Only the pictures are left out: repeat the rest of the entries exactly.

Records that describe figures
___

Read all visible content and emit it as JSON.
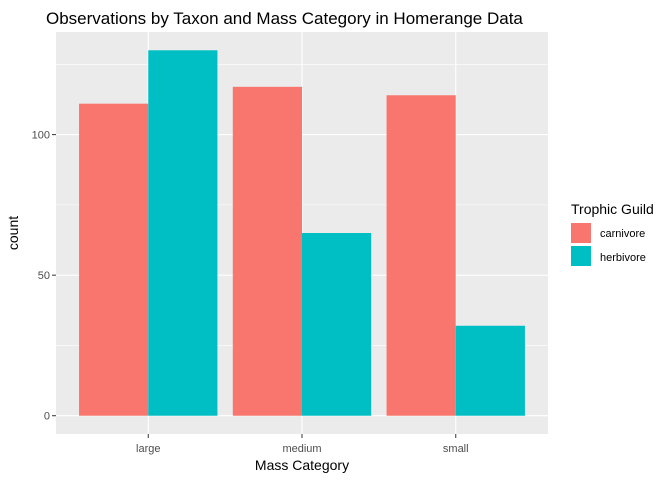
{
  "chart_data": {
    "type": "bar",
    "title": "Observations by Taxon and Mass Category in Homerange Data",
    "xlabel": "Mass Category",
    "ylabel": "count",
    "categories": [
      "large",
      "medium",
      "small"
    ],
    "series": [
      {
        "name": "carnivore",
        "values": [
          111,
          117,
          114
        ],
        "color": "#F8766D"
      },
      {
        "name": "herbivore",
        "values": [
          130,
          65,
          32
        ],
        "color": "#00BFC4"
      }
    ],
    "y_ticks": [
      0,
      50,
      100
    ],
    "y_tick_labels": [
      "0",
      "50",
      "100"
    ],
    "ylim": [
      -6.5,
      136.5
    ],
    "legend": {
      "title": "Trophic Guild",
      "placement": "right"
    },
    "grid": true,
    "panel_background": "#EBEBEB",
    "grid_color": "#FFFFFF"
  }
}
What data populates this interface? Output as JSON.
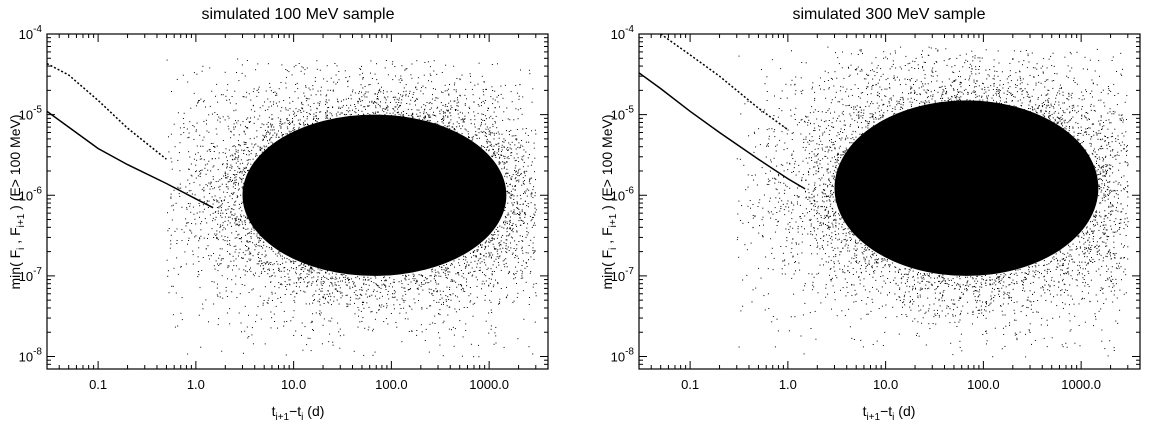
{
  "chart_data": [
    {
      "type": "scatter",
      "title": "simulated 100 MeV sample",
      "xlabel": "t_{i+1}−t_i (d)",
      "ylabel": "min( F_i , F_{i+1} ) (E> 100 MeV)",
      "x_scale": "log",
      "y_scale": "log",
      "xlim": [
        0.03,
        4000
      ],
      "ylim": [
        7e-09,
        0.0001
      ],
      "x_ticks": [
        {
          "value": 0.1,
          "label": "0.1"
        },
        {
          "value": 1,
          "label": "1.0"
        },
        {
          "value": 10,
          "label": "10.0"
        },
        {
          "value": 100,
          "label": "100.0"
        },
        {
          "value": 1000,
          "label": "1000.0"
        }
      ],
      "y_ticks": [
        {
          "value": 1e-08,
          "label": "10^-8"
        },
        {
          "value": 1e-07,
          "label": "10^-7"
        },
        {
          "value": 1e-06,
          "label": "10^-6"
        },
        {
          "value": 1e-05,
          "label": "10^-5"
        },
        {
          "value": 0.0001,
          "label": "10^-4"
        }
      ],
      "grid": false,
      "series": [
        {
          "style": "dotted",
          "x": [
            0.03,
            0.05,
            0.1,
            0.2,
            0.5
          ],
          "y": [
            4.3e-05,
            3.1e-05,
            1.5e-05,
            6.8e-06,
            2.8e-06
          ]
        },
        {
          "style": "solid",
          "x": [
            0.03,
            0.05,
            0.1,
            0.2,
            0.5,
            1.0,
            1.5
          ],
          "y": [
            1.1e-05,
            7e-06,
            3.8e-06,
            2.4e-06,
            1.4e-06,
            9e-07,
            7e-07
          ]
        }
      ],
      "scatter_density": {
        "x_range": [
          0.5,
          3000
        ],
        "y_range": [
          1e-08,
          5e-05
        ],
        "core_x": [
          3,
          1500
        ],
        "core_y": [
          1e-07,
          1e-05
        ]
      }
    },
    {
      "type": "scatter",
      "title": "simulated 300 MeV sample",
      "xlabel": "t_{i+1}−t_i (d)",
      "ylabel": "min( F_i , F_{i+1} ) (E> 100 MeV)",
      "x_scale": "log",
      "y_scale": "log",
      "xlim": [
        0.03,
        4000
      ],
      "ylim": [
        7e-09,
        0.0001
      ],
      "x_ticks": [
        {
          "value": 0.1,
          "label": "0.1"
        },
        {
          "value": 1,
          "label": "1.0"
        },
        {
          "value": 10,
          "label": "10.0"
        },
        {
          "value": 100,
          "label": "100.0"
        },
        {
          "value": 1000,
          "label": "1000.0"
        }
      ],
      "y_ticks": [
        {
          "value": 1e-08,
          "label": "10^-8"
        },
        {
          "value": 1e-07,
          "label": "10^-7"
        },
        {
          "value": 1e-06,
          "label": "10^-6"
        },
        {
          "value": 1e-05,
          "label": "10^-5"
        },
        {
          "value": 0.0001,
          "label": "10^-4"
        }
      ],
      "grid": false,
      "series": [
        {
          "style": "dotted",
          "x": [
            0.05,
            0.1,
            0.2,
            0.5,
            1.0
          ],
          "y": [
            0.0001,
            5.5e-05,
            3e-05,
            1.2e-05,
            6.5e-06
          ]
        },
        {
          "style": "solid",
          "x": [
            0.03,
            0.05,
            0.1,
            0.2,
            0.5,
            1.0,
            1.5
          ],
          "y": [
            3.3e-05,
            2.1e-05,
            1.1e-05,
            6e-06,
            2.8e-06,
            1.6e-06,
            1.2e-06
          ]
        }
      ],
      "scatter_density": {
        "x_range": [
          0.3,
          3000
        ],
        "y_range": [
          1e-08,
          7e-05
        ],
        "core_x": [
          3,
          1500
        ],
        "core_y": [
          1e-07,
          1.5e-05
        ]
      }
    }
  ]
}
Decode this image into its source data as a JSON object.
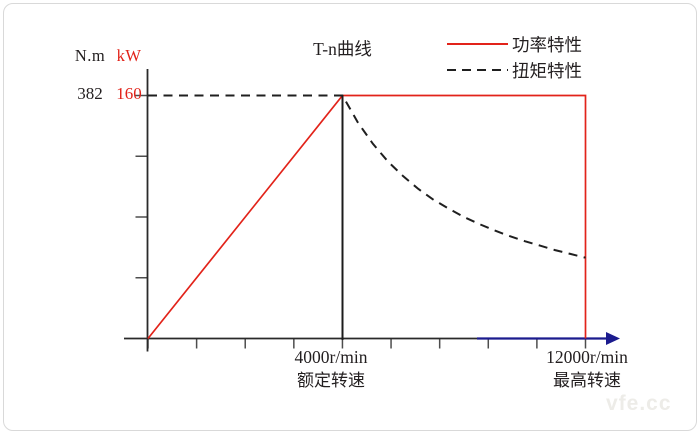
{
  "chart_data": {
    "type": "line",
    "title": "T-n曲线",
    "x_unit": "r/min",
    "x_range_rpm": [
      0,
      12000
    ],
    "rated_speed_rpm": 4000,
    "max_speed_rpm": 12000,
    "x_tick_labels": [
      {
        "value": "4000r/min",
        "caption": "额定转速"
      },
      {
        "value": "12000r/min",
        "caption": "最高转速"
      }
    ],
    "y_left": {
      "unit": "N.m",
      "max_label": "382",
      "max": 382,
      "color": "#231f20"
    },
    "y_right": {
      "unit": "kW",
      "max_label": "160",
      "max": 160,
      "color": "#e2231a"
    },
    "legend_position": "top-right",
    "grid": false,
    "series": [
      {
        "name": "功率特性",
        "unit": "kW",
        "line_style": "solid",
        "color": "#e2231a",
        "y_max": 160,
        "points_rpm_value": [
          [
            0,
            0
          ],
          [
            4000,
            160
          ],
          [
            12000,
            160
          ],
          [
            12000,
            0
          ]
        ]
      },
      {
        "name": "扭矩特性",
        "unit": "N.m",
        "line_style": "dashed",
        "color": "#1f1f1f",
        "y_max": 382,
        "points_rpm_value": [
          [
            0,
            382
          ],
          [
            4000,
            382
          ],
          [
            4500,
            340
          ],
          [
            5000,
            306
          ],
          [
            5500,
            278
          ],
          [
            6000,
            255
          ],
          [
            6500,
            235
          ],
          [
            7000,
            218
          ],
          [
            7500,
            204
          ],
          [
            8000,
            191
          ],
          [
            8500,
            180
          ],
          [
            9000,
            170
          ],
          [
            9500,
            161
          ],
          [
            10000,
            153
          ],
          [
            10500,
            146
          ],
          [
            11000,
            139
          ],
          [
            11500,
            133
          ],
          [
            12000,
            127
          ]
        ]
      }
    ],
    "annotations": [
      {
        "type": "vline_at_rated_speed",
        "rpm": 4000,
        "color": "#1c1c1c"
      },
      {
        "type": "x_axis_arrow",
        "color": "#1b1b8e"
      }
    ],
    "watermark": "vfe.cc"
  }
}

___

■ **The result**:
Read all visible content and emit it as JSON.
{
  "chart_data": {
    "type": "bar",
    "title": "Observations by Taxon and Mass Category in Homerange Data",
    "xlabel": "Mass Category",
    "ylabel": "count",
    "categories": [
      "large",
      "medium",
      "small"
    ],
    "series": [
      {
        "name": "carnivore",
        "values": [
          111,
          117,
          114
        ],
        "color": "#F8766D"
      },
      {
        "name": "herbivore",
        "values": [
          130,
          65,
          32
        ],
        "color": "#00BFC4"
      }
    ],
    "y_ticks": [
      0,
      50,
      100
    ],
    "y_tick_labels": [
      "0",
      "50",
      "100"
    ],
    "ylim": [
      -6.5,
      136.5
    ],
    "legend": {
      "title": "Trophic Guild",
      "placement": "right"
    },
    "grid": true,
    "panel_background": "#EBEBEB",
    "grid_color": "#FFFFFF"
  }
}
What data populates this interface? Output as JSON.
{
  "chart_data": [
    {
      "type": "scatter",
      "title": "simulated 100 MeV sample",
      "xlabel": "t_{i+1}−t_i (d)",
      "ylabel": "min( F_i , F_{i+1} ) (E> 100 MeV)",
      "x_scale": "log",
      "y_scale": "log",
      "xlim": [
        0.03,
        4000
      ],
      "ylim": [
        7e-09,
        0.0001
      ],
      "x_ticks": [
        {
          "value": 0.1,
          "label": "0.1"
        },
        {
          "value": 1,
          "label": "1.0"
        },
        {
          "value": 10,
          "label": "10.0"
        },
        {
          "value": 100,
          "label": "100.0"
        },
        {
          "value": 1000,
          "label": "1000.0"
        }
      ],
      "y_ticks": [
        {
          "value": 1e-08,
          "label": "10^-8"
        },
        {
          "value": 1e-07,
          "label": "10^-7"
        },
        {
          "value": 1e-06,
          "label": "10^-6"
        },
        {
          "value": 1e-05,
          "label": "10^-5"
        },
        {
          "value": 0.0001,
          "label": "10^-4"
        }
      ],
      "grid": false,
      "series": [
        {
          "style": "dotted",
          "x": [
            0.03,
            0.05,
            0.1,
            0.2,
            0.5
          ],
          "y": [
            4.3e-05,
            3.1e-05,
            1.5e-05,
            6.8e-06,
            2.8e-06
          ]
        },
        {
          "style": "solid",
          "x": [
            0.03,
            0.05,
            0.1,
            0.2,
            0.5,
            1.0,
            1.5
          ],
          "y": [
            1.1e-05,
            7e-06,
            3.8e-06,
            2.4e-06,
            1.4e-06,
            9e-07,
            7e-07
          ]
        }
      ],
      "scatter_density": {
        "x_range": [
          0.5,
          3000
        ],
        "y_range": [
          1e-08,
          5e-05
        ],
        "core_x": [
          3,
          1500
        ],
        "core_y": [
          1e-07,
          1e-05
        ]
      }
    },
    {
      "type": "scatter",
      "title": "simulated 300 MeV sample",
      "xlabel": "t_{i+1}−t_i (d)",
      "ylabel": "min( F_i , F_{i+1} ) (E> 100 MeV)",
      "x_scale": "log",
      "y_scale": "log",
      "xlim": [
        0.03,
        4000
      ],
      "ylim": [
        7e-09,
        0.0001
      ],
      "x_ticks": [
        {
          "value": 0.1,
          "label": "0.1"
        },
        {
          "value": 1,
          "label": "1.0"
        },
        {
          "value": 10,
          "label": "10.0"
        },
        {
          "value": 100,
          "label": "100.0"
        },
        {
          "value": 1000,
          "label": "1000.0"
        }
      ],
      "y_ticks": [
        {
          "value": 1e-08,
          "label": "10^-8"
        },
        {
          "value": 1e-07,
          "label": "10^-7"
        },
        {
          "value": 1e-06,
          "label": "10^-6"
        },
        {
          "value": 1e-05,
          "label": "10^-5"
        },
        {
          "value": 0.0001,
          "label": "10^-4"
        }
      ],
      "grid": false,
      "series": [
        {
          "style": "dotted",
          "x": [
            0.05,
            0.1,
            0.2,
            0.5,
            1.0
          ],
          "y": [
            0.0001,
            5.5e-05,
            3e-05,
            1.2e-05,
            6.5e-06
          ]
        },
        {
          "style": "solid",
          "x": [
            0.03,
            0.05,
            0.1,
            0.2,
            0.5,
            1.0,
            1.5
          ],
          "y": [
            3.3e-05,
            2.1e-05,
            1.1e-05,
            6e-06,
            2.8e-06,
            1.6e-06,
            1.2e-06
          ]
        }
      ],
      "scatter_density": {
        "x_range": [
          0.3,
          3000
        ],
        "y_range": [
          1e-08,
          7e-05
        ],
        "core_x": [
          3,
          1500
        ],
        "core_y": [
          1e-07,
          1.5e-05
        ]
      }
    }
  ]
}
Decode this image into its source data as a JSON object.
{
  "chart_data": {
    "type": "line",
    "title": "T-n曲线",
    "x_unit": "r/min",
    "x_range_rpm": [
      0,
      12000
    ],
    "rated_speed_rpm": 4000,
    "max_speed_rpm": 12000,
    "x_tick_labels": [
      {
        "value": "4000r/min",
        "caption": "额定转速"
      },
      {
        "value": "12000r/min",
        "caption": "最高转速"
      }
    ],
    "y_left": {
      "unit": "N.m",
      "max_label": "382",
      "max": 382,
      "color": "#231f20"
    },
    "y_right": {
      "unit": "kW",
      "max_label": "160",
      "max": 160,
      "color": "#e2231a"
    },
    "legend_position": "top-right",
    "grid": false,
    "series": [
      {
        "name": "功率特性",
        "unit": "kW",
        "line_style": "solid",
        "color": "#e2231a",
        "y_max": 160,
        "points_rpm_value": [
          [
            0,
            0
          ],
          [
            4000,
            160
          ],
          [
            12000,
            160
          ],
          [
            12000,
            0
          ]
        ]
      },
      {
        "name": "扭矩特性",
        "unit": "N.m",
        "line_style": "dashed",
        "color": "#1f1f1f",
        "y_max": 382,
        "points_rpm_value": [
          [
            0,
            382
          ],
          [
            4000,
            382
          ],
          [
            4500,
            340
          ],
          [
            5000,
            306
          ],
          [
            5500,
            278
          ],
          [
            6000,
            255
          ],
          [
            6500,
            235
          ],
          [
            7000,
            218
          ],
          [
            7500,
            204
          ],
          [
            8000,
            191
          ],
          [
            8500,
            180
          ],
          [
            9000,
            170
          ],
          [
            9500,
            161
          ],
          [
            10000,
            153
          ],
          [
            10500,
            146
          ],
          [
            11000,
            139
          ],
          [
            11500,
            133
          ],
          [
            12000,
            127
          ]
        ]
      }
    ],
    "annotations": [
      {
        "type": "vline_at_rated_speed",
        "rpm": 4000,
        "color": "#1c1c1c"
      },
      {
        "type": "x_axis_arrow",
        "color": "#1b1b8e"
      }
    ],
    "watermark": "vfe.cc"
  }
}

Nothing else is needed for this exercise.